(Task details): Take every line that has the string "matrix" and copy it out.

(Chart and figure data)
[Start]
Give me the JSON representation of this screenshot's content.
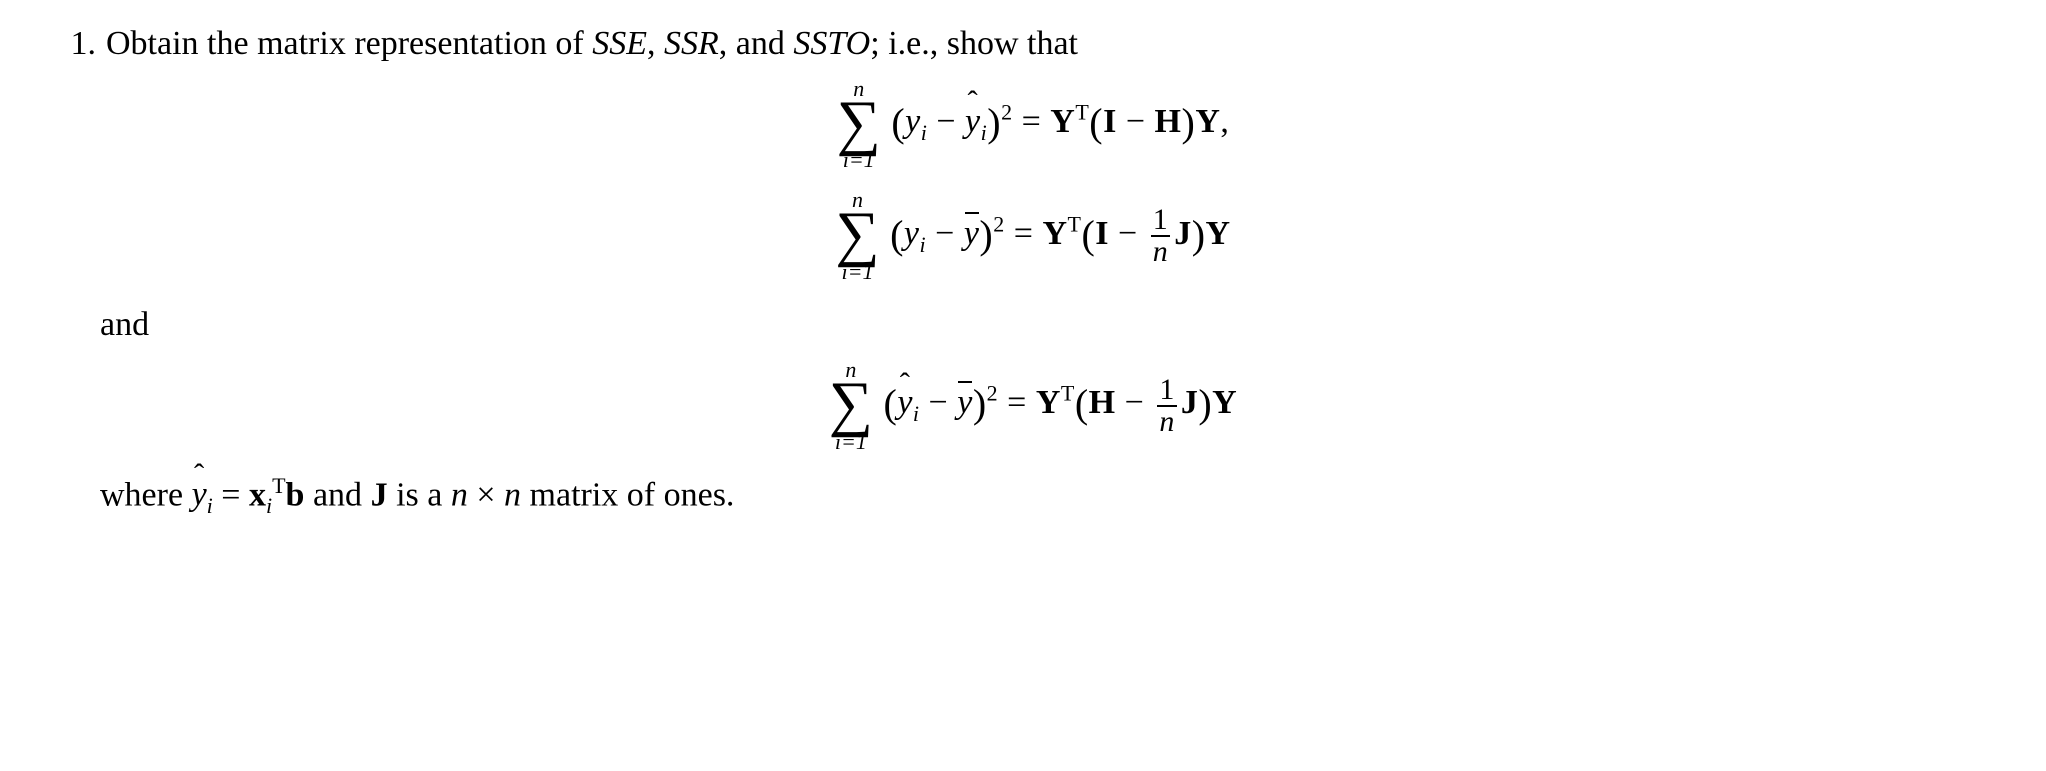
{
  "item_number": "1.",
  "prompt_before_italic": "Obtain the matrix representation of ",
  "terms_sse": "SSE",
  "comma1": ", ",
  "terms_ssr": "SSR",
  "comma2": ", and ",
  "terms_ssto": "SSTO",
  "prompt_after": "; i.e., show that",
  "sum_upper": "n",
  "sum_lower": "i=1",
  "y": "y",
  "yhat": "y",
  "ybar": "y",
  "sub_i": "i",
  "sq": "2",
  "eq": " = ",
  "minus": " − ",
  "Y": "Y",
  "T": "T",
  "I": "I",
  "H": "H",
  "J": "J",
  "one": "1",
  "n": "n",
  "trail_comma": ",",
  "and_text": "and",
  "where_before": "where ",
  "where_eq": " = ",
  "x": "x",
  "b": "b",
  "where_mid": " and ",
  "Jbold": "J",
  "where_tail1": " is a ",
  "where_tail2": " × ",
  "where_tail3": " matrix of ones."
}
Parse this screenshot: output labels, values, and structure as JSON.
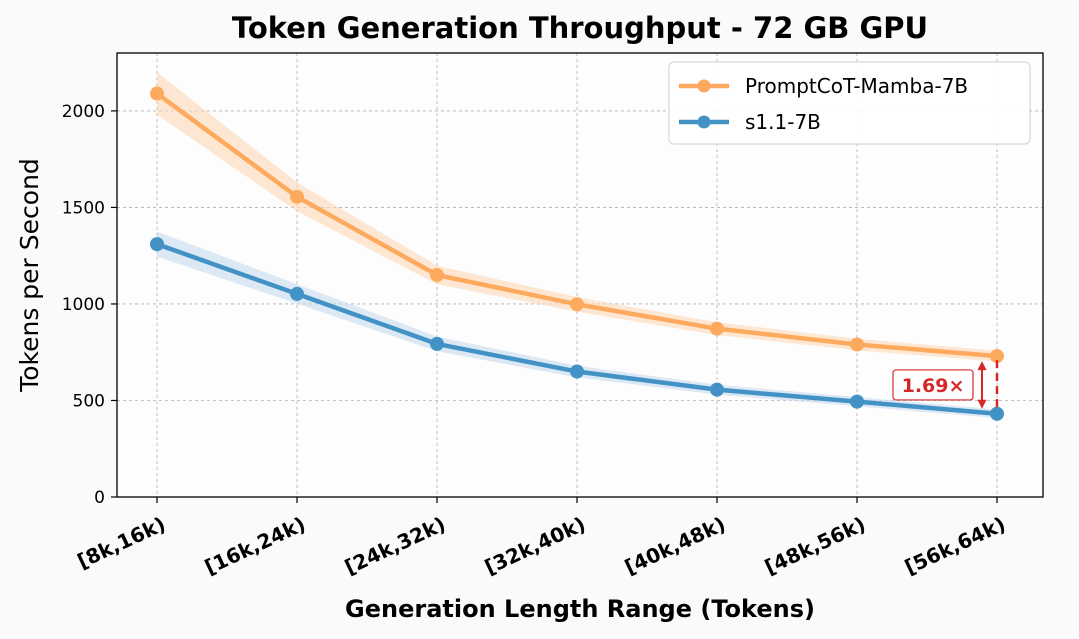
{
  "chart_data": {
    "type": "line",
    "title": "Token Generation Throughput - 72 GB GPU",
    "xlabel": "Generation Length Range (Tokens)",
    "ylabel": "Tokens per Second",
    "categories": [
      "[8k,16k)",
      "[16k,24k)",
      "[24k,32k)",
      "[32k,40k)",
      "[40k,48k)",
      "[48k,56k)",
      "[56k,64k)"
    ],
    "ylim": [
      0,
      2300
    ],
    "yticks": [
      0,
      500,
      1000,
      1500,
      2000
    ],
    "grid": true,
    "legend_position": "top-right",
    "series": [
      {
        "name": "PromptCoT-Mamba-7B",
        "color": "#fdaa5f",
        "band_color": "#fdd8b8",
        "values": [
          2090,
          1555,
          1150,
          998,
          872,
          790,
          730
        ],
        "band_half_width": [
          110,
          75,
          48,
          38,
          33,
          30,
          28
        ]
      },
      {
        "name": "s1.1-7B",
        "color": "#4292c6",
        "band_color": "#c6dbef",
        "values": [
          1310,
          1052,
          793,
          650,
          556,
          494,
          431
        ],
        "band_half_width": [
          65,
          50,
          38,
          30,
          26,
          24,
          22
        ]
      }
    ],
    "annotation": {
      "text": "1.69×",
      "color": "#d62728",
      "category_index": 6
    }
  }
}
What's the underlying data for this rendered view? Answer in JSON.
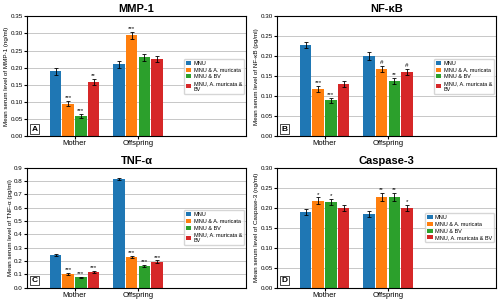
{
  "chart_data": [
    {
      "type": "bar",
      "title": "MMP-1",
      "y_label": "Mean serum level of MMP-1 (ng/ml)",
      "panel_label": "A",
      "categories": [
        "Mother",
        "Offspring"
      ],
      "series": [
        {
          "name": "MNU",
          "values": [
            0.19,
            0.21
          ],
          "errors": [
            0.01,
            0.01
          ]
        },
        {
          "name": "MNU & A. muricata",
          "values": [
            0.095,
            0.295
          ],
          "errors": [
            0.008,
            0.01
          ]
        },
        {
          "name": "MNU & BV",
          "values": [
            0.06,
            0.23
          ],
          "errors": [
            0.006,
            0.01
          ]
        },
        {
          "name": "MNU, A. muricata &\nBV",
          "values": [
            0.158,
            0.225
          ],
          "errors": [
            0.01,
            0.008
          ]
        }
      ],
      "annotations": [
        {
          "text": "***",
          "category": "Mother",
          "series": "MNU & A. muricata"
        },
        {
          "text": "***",
          "category": "Mother",
          "series": "MNU & BV"
        },
        {
          "text": "**",
          "category": "Mother",
          "series": "MNU, A. muricata &\nBV"
        },
        {
          "text": "***",
          "category": "Offspring",
          "series": "MNU & A. muricata"
        }
      ],
      "ylim": [
        0,
        0.35
      ],
      "yticks": [
        {
          "value": 0,
          "label": "0.00"
        },
        0.05,
        {
          "value": 0.1,
          "label": "0.10"
        },
        0.15,
        {
          "value": 0.2,
          "label": "0.20"
        },
        0.25,
        {
          "value": 0.3,
          "label": "0.30"
        },
        0.35
      ],
      "grid": true,
      "legend": "center right"
    },
    {
      "type": "bar",
      "title": "NF-κB",
      "y_label": "Mean serum level of NF-κB (pg/ml)",
      "panel_label": "B",
      "categories": [
        "Mother",
        "Offspring"
      ],
      "series": [
        {
          "name": "MNU",
          "values": [
            0.228,
            0.2
          ],
          "errors": [
            0.008,
            0.01
          ]
        },
        {
          "name": "MNU & A. muricata",
          "values": [
            0.118,
            0.168
          ],
          "errors": [
            0.007,
            0.008
          ]
        },
        {
          "name": "MNU & BV",
          "values": [
            0.09,
            0.138
          ],
          "errors": [
            0.006,
            0.008
          ]
        },
        {
          "name": "MNU, A. muricata &\nBV",
          "values": [
            0.13,
            0.16
          ],
          "errors": [
            0.008,
            0.008
          ]
        }
      ],
      "annotations": [
        {
          "text": "***",
          "category": "Mother",
          "series": "MNU & A. muricata"
        },
        {
          "text": "***",
          "category": "Mother",
          "series": "MNU & BV"
        },
        {
          "text": "#",
          "category": "Offspring",
          "series": "MNU & A. muricata"
        },
        {
          "text": "**",
          "category": "Offspring",
          "series": "MNU & BV"
        },
        {
          "text": "#",
          "category": "Offspring",
          "series": "MNU, A. muricata &\nBV"
        }
      ],
      "ylim": [
        0,
        0.3
      ],
      "yticks": [
        {
          "value": 0,
          "label": "0.00"
        },
        0.05,
        {
          "value": 0.1,
          "label": "0.10"
        },
        0.15,
        {
          "value": 0.2,
          "label": "0.20"
        },
        0.25,
        {
          "value": 0.3,
          "label": "0.30"
        }
      ],
      "grid": true,
      "legend": "center right"
    },
    {
      "type": "bar",
      "title": "TNF-α",
      "y_label": "Mean serum level of TNF-α (pg/ml)",
      "panel_label": "C",
      "categories": [
        "Mother",
        "Offspring"
      ],
      "series": [
        {
          "name": "MNU",
          "values": [
            0.245,
            0.815
          ],
          "errors": [
            0.01,
            0.01
          ]
        },
        {
          "name": "MNU & A. muricata",
          "values": [
            0.105,
            0.23
          ],
          "errors": [
            0.007,
            0.01
          ]
        },
        {
          "name": "MNU & BV",
          "values": [
            0.078,
            0.165
          ],
          "errors": [
            0.005,
            0.008
          ]
        },
        {
          "name": "MNU, A. muricata &\nBV",
          "values": [
            0.118,
            0.195
          ],
          "errors": [
            0.008,
            0.01
          ]
        }
      ],
      "annotations": [
        {
          "text": "***",
          "category": "Mother",
          "series": "MNU & A. muricata"
        },
        {
          "text": "***",
          "category": "Mother",
          "series": "MNU & BV"
        },
        {
          "text": "***",
          "category": "Mother",
          "series": "MNU, A. muricata &\nBV"
        },
        {
          "text": "***",
          "category": "Offspring",
          "series": "MNU & A. muricata"
        },
        {
          "text": "***",
          "category": "Offspring",
          "series": "MNU & BV"
        },
        {
          "text": "***",
          "category": "Offspring",
          "series": "MNU, A. muricata &\nBV"
        }
      ],
      "ylim": [
        0,
        0.9
      ],
      "yticks": [
        {
          "value": 0,
          "label": "0.0"
        },
        0.1,
        0.2,
        0.3,
        0.4,
        0.5,
        0.6,
        0.7,
        0.8,
        0.9
      ],
      "grid": true,
      "legend": "center right"
    },
    {
      "type": "bar",
      "title": "Caspase-3",
      "y_label": "Mean serum level of Caspase-3 (ng/ml)",
      "panel_label": "D",
      "categories": [
        "Mother",
        "Offspring"
      ],
      "series": [
        {
          "name": "MNU",
          "values": [
            0.19,
            0.185
          ],
          "errors": [
            0.008,
            0.007
          ]
        },
        {
          "name": "MNU & A. muricata",
          "values": [
            0.218,
            0.228
          ],
          "errors": [
            0.008,
            0.01
          ]
        },
        {
          "name": "MNU & BV",
          "values": [
            0.215,
            0.228
          ],
          "errors": [
            0.008,
            0.01
          ]
        },
        {
          "name": "MNU, A. muricata & BV",
          "values": [
            0.2,
            0.2
          ],
          "errors": [
            0.007,
            0.008
          ]
        }
      ],
      "annotations": [
        {
          "text": "*",
          "category": "Mother",
          "series": "MNU & A. muricata"
        },
        {
          "text": "*",
          "category": "Mother",
          "series": "MNU & BV"
        },
        {
          "text": "**",
          "category": "Offspring",
          "series": "MNU & A. muricata"
        },
        {
          "text": "**",
          "category": "Offspring",
          "series": "MNU & BV"
        },
        {
          "text": "*",
          "category": "Offspring",
          "series": "MNU, A. muricata & BV"
        }
      ],
      "ylim": [
        0,
        0.3
      ],
      "yticks": [
        {
          "value": 0,
          "label": "0.00"
        },
        0.05,
        {
          "value": 0.1,
          "label": "0.10"
        },
        0.15,
        {
          "value": 0.2,
          "label": "0.20"
        },
        0.25,
        {
          "value": 0.3,
          "label": "0.30"
        }
      ],
      "grid": true,
      "legend": "center right"
    }
  ]
}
[End]
(Complete output):
  "prompt_before_italic": "Obtain the matrix representation of ",
  "where_tail3": " matrix of ones."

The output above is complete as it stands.